Repeat the data that follows, word for word, without the images.

Dataset items:
┄┄┄┄┄┄┄┄┄┄
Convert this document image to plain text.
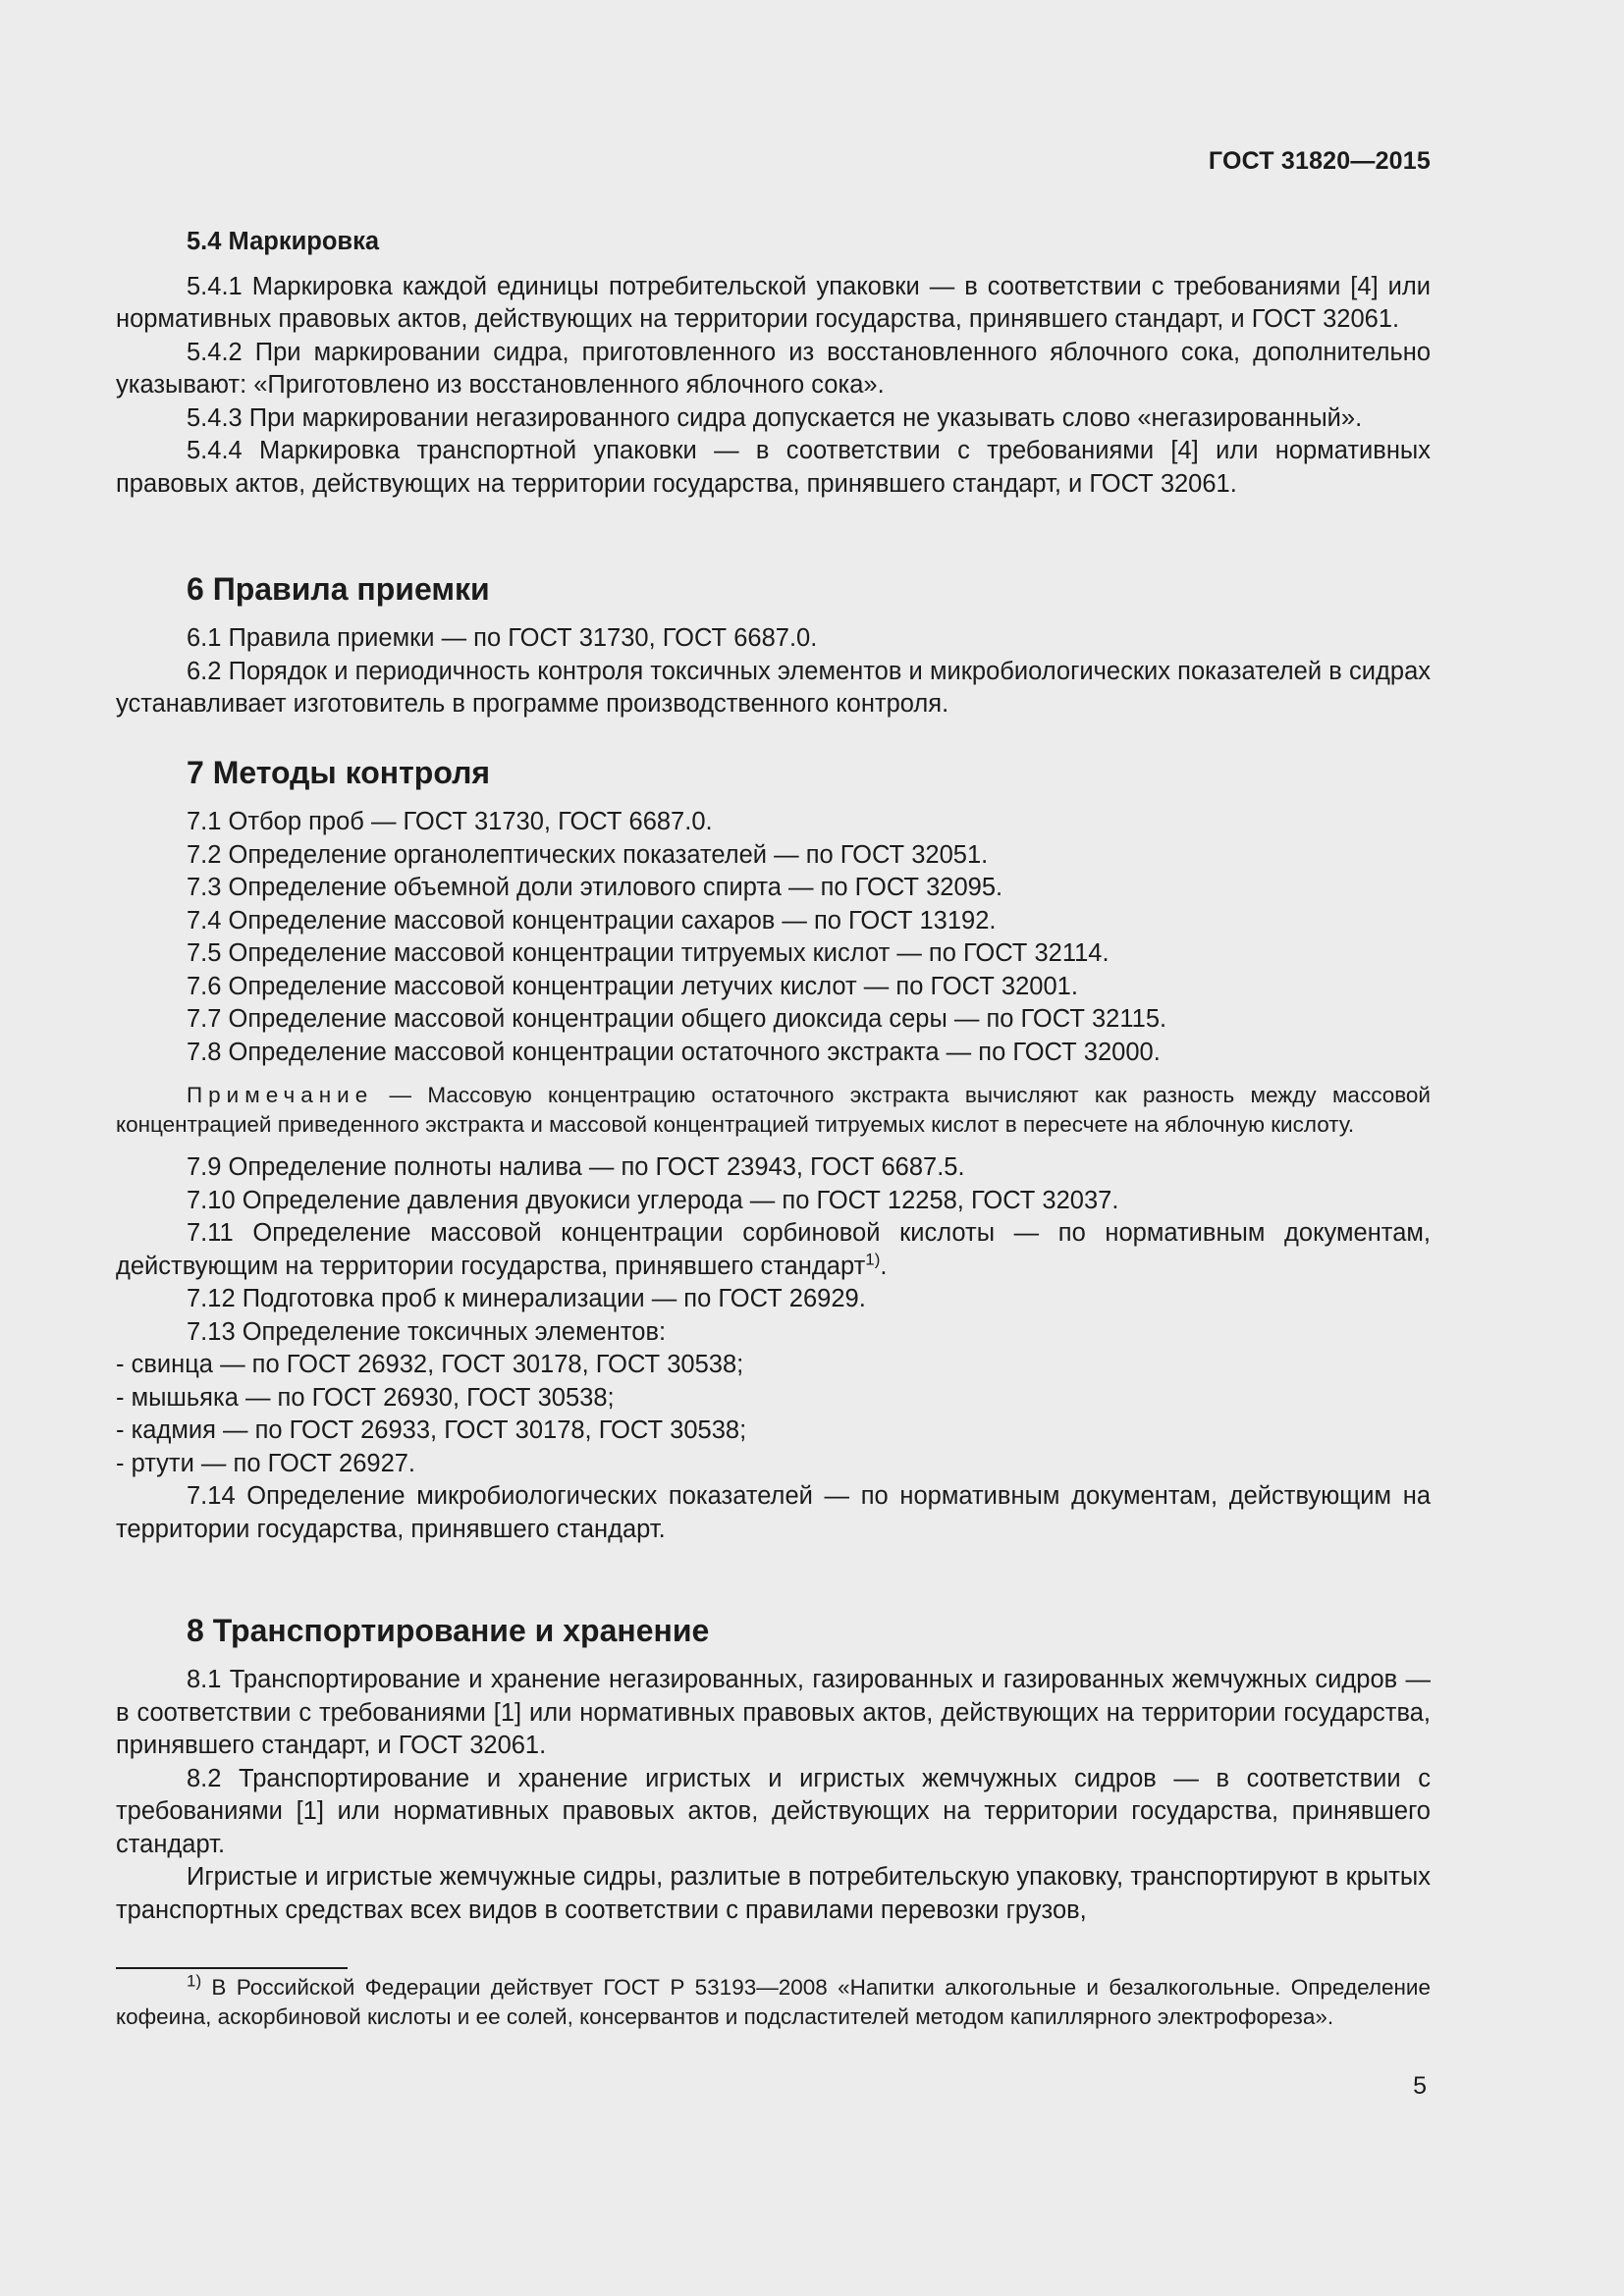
ГОСТ 31820—2015
5.4 Маркировка

5.4.1 Маркировка каждой единицы потребительской упаковки — в соответствии с требованиями [4] или нормативных правовых актов, действующих на территории государства, принявшего стандарт, и ГОСТ 32061.

5.4.2 При маркировании сидра, приготовленного из восстановленного яблочного сока, дополнительно указывают: «Приготовлено из восстановленного яблочного сока».

5.4.3 При маркировании негазированного сидра допускается не указывать слово «негазированный».

5.4.4 Маркировка транспортной упаковки — в соответствии с требованиями [4] или нормативных правовых актов, действующих на территории государства, принявшего стандарт, и ГОСТ 32061.

6 Правила приемки

6.1 Правила приемки — по ГОСТ 31730, ГОСТ 6687.0.

6.2 Порядок и периодичность контроля токсичных элементов и микробиологических показателей в сидрах устанавливает изготовитель в программе производственного контроля.

7 Методы контроля

7.1 Отбор проб — ГОСТ 31730, ГОСТ 6687.0.

7.2 Определение органолептических показателей — по ГОСТ 32051.

7.3 Определение объемной доли этилового спирта — по ГОСТ 32095.

7.4 Определение массовой концентрации сахаров — по ГОСТ 13192.

7.5 Определение массовой концентрации титруемых кислот — по ГОСТ 32114.

7.6 Определение массовой концентрации летучих кислот — по ГОСТ 32001.

7.7 Определение массовой концентрации общего диоксида серы — по ГОСТ 32115.

7.8 Определение массовой концентрации остаточного экстракта — по ГОСТ 32000.

Примечание — Массовую концентрацию остаточного экстракта вычисляют как разность между массовой концентрацией приведенного экстракта и массовой концентрацией титруемых кислот в пересчете на яблочную кислоту.

7.9 Определение полноты налива — по ГОСТ 23943, ГОСТ 6687.5.

7.10 Определение давления двуокиси углерода — по ГОСТ 12258, ГОСТ 32037.

7.11 Определение массовой концентрации сорбиновой кислоты — по нормативным документам, действующим на территории государства, принявшего стандарт$^{1)}$.

7.12 Подготовка проб к минерализации — по ГОСТ 26929.

7.13 Определение токсичных элементов:

- свинца — по ГОСТ 26932, ГОСТ 30178, ГОСТ 30538;

- мышьяка — по ГОСТ 26930, ГОСТ 30538;

- кадмия — по ГОСТ 26933, ГОСТ 30178, ГОСТ 30538;

- ртути — по ГОСТ 26927.

7.14 Определение микробиологических показателей — по нормативным документам, действующим на территории государства, принявшего стандарт.

8 Транспортирование и хранение

8.1 Транспортирование и хранение негазированных, газированных и газированных жемчужных сидров — в соответствии с требованиями [1] или нормативных правовых актов, действующих на территории государства, принявшего стандарт, и ГОСТ 32061.

8.2 Транспортирование и хранение игристых и игристых жемчужных сидров — в соответствии с требованиями [1] или нормативных правовых актов, действующих на территории государства, принявшего стандарт.

Игристые и игристые жемчужные сидры, разлитые в потребительскую упаковку, транспортируют в крытых транспортных средствах всех видов в соответствии с правилами перевозки грузов,

$^{1)}$ В Российской Федерации действует ГОСТ Р 53193—2008 «Напитки алкогольные и безалкогольные. Определение кофеина, аскорбиновой кислоты и ее солей, консервантов и подсластителей методом капиллярного электрофореза».

5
┄┄┄┄┄┄┄┄┄┄
» RESULT OF THIS TASK
Convert this document image to plain text.
ГОСТ 31820—2015
5.4 Маркировка

5.4.1 Маркировка каждой единицы потребительской упаковки — в соответствии с требованиями [4] или нормативных правовых актов, действующих на территории государства, принявшего стандарт, и ГОСТ 32061.

5.4.2 При маркировании сидра, приготовленного из восстановленного яблочного сока, дополнительно указывают: «Приготовлено из восстановленного яблочного сока».

5.4.3 При маркировании негазированного сидра допускается не указывать слово «негазированный».

5.4.4 Маркировка транспортной упаковки — в соответствии с требованиями [4] или нормативных правовых актов, действующих на территории государства, принявшего стандарт, и ГОСТ 32061.

6 Правила приемки

6.1 Правила приемки — по ГОСТ 31730, ГОСТ 6687.0.

6.2 Порядок и периодичность контроля токсичных элементов и микробиологических показателей в сидрах устанавливает изготовитель в программе производственного контроля.

7 Методы контроля

7.1 Отбор проб — ГОСТ 31730, ГОСТ 6687.0.

7.2 Определение органолептических показателей — по ГОСТ 32051.

7.3 Определение объемной доли этилового спирта — по ГОСТ 32095.

7.4 Определение массовой концентрации сахаров — по ГОСТ 13192.

7.5 Определение массовой концентрации титруемых кислот — по ГОСТ 32114.

7.6 Определение массовой концентрации летучих кислот — по ГОСТ 32001.

7.7 Определение массовой концентрации общего диоксида серы — по ГОСТ 32115.

7.8 Определение массовой концентрации остаточного экстракта — по ГОСТ 32000.

Примечание — Массовую концентрацию остаточного экстракта вычисляют как разность между массовой концентрацией приведенного экстракта и массовой концентрацией титруемых кислот в пересчете на яблочную кислоту.

7.9 Определение полноты налива — по ГОСТ 23943, ГОСТ 6687.5.

7.10 Определение давления двуокиси углерода — по ГОСТ 12258, ГОСТ 32037.

7.11 Определение массовой концентрации сорбиновой кислоты — по нормативным документам, действующим на территории государства, принявшего стандарт$^{1)}$.

7.12 Подготовка проб к минерализации — по ГОСТ 26929.

7.13 Определение токсичных элементов:

- свинца — по ГОСТ 26932, ГОСТ 30178, ГОСТ 30538;

- мышьяка — по ГОСТ 26930, ГОСТ 30538;

- кадмия — по ГОСТ 26933, ГОСТ 30178, ГОСТ 30538;

- ртути — по ГОСТ 26927.

7.14 Определение микробиологических показателей — по нормативным документам, действующим на территории государства, принявшего стандарт.

8 Транспортирование и хранение

8.1 Транспортирование и хранение негазированных, газированных и газированных жемчужных сидров — в соответствии с требованиями [1] или нормативных правовых актов, действующих на территории государства, принявшего стандарт, и ГОСТ 32061.

8.2 Транспортирование и хранение игристых и игристых жемчужных сидров — в соответствии с требованиями [1] или нормативных правовых актов, действующих на территории государства, принявшего стандарт.

Игристые и игристые жемчужные сидры, разлитые в потребительскую упаковку, транспортируют в крытых транспортных средствах всех видов в соответствии с правилами перевозки грузов,

$^{1)}$ В Российской Федерации действует ГОСТ Р 53193—2008 «Напитки алкогольные и безалкогольные. Определение кофеина, аскорбиновой кислоты и ее солей, консервантов и подсластителей методом капиллярного электрофореза».

5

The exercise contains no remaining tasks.